== Task requirements ==
Lines containing "handle" are to be counted. Give the number and nothing more.

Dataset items
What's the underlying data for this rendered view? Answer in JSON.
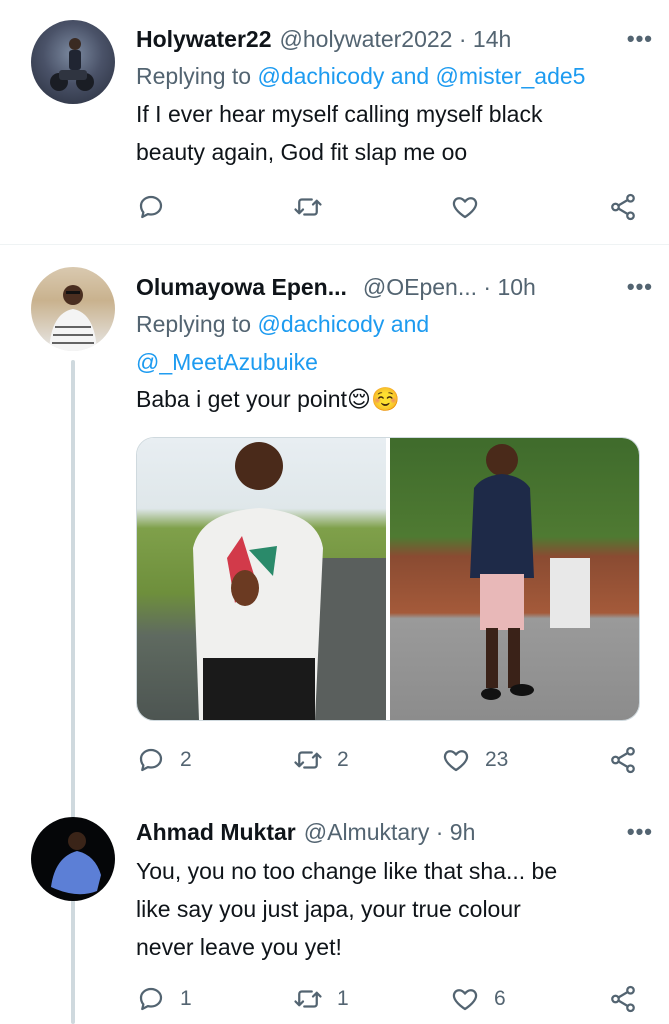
{
  "tweets": [
    {
      "name": "Holywater22",
      "handle": "@holywater2022 · 14h",
      "replying_prefix": "Replying to",
      "replying_to": [
        "@dachicody",
        "@mister_ade5"
      ],
      "replying_joiner": "and",
      "text": [
        "If I ever hear myself calling myself black",
        "beauty again, God fit slap me oo"
      ],
      "reply_count": "",
      "retweet_count": "",
      "like_count": ""
    },
    {
      "name": "Olumayowa Epen...",
      "handle": "@OEpen... · 10h",
      "replying_prefix": "Replying to",
      "replying_to": [
        "@dachicody",
        "@_MeetAzubuike"
      ],
      "replying_joiner": "and",
      "text": [
        "Baba i get your point😌☺️"
      ],
      "reply_count": "2",
      "retweet_count": "2",
      "like_count": "23"
    },
    {
      "name": "Ahmad Muktar",
      "handle": "@Almuktary · 9h",
      "text": [
        "You, you no too change like that sha... be",
        "like say you just japa, your true colour",
        "never leave you yet!"
      ],
      "reply_count": "1",
      "retweet_count": "1",
      "like_count": "6"
    }
  ],
  "more_label": "•••",
  "colors": {
    "link": "#1d9bf0",
    "secondary": "#536471",
    "text": "#0f1419"
  }
}
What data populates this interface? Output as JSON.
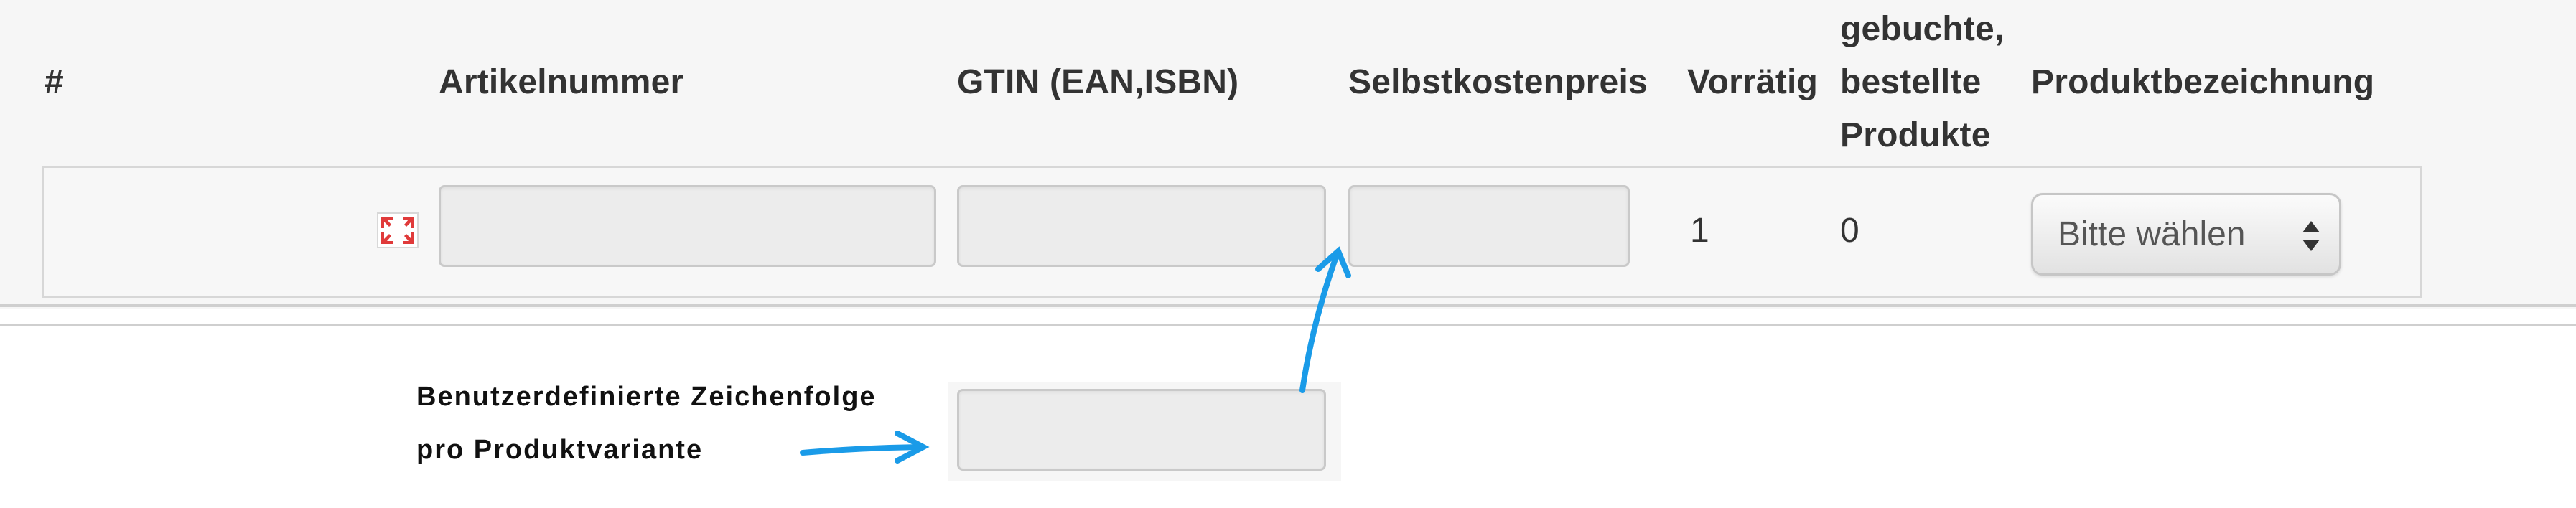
{
  "table": {
    "headers": {
      "index": "#",
      "article_number": "Artikelnummer",
      "gtin": "GTIN (EAN,ISBN)",
      "cost_price": "Selbstkostenpreis",
      "in_stock": "Vorrätig",
      "booked_line1": "gebuchte,",
      "booked_line2": "bestellte",
      "booked_line3": "Produkte",
      "product_name": "Produktbezeichnung"
    },
    "rows": [
      {
        "row_icon": "broken-image-icon",
        "article_number_value": "",
        "gtin_value": "",
        "cost_price_value": "",
        "in_stock": "1",
        "booked": "0",
        "product_name_select": "Bitte wählen"
      }
    ]
  },
  "annotation": {
    "line1": "Benutzerdefinierte Zeichenfolge",
    "line2": "pro Produktvariante",
    "custom_string_value": "",
    "arrow_color": "#1a9be8"
  },
  "colors": {
    "panel_background": "#f6f6f6",
    "field_background": "#ececec",
    "field_border": "#c9c9c9",
    "arrow": "#1a9be8",
    "broken_icon": "#e03a3a"
  }
}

== Exercise output ==
3